**Exercise objective:** Look for "color" in the listing below. Gather each line that contains it.

——

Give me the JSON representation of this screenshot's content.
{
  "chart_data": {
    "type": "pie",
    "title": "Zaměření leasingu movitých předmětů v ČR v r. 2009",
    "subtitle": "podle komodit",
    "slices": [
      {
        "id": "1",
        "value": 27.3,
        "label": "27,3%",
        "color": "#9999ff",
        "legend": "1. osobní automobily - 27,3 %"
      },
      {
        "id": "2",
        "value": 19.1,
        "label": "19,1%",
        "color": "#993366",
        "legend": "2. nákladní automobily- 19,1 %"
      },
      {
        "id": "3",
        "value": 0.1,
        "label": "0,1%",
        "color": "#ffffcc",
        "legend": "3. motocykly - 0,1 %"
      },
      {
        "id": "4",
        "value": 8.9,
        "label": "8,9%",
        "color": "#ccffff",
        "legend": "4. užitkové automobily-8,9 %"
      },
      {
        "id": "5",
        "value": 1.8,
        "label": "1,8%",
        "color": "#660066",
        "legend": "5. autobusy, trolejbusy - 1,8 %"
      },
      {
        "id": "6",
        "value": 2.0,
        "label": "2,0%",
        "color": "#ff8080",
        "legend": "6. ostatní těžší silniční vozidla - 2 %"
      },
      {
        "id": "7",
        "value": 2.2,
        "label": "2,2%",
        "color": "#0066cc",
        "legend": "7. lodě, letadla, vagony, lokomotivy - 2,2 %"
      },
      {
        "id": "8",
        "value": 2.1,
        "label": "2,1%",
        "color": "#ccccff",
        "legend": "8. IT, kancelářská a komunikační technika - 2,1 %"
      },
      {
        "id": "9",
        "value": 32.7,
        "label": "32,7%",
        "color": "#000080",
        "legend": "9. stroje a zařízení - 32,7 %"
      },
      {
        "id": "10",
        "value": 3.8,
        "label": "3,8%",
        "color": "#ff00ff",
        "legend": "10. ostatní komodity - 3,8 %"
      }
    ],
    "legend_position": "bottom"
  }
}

——

**Written response:**
        "color": "#9999ff",
        "color": "#993366",
        "color": "#ffffcc",
        "color": "#ccffff",
        "color": "#660066",
        "color": "#ff8080",
        "color": "#0066cc",
        "color": "#ccccff",
        "color": "#000080",
        "color": "#ff00ff",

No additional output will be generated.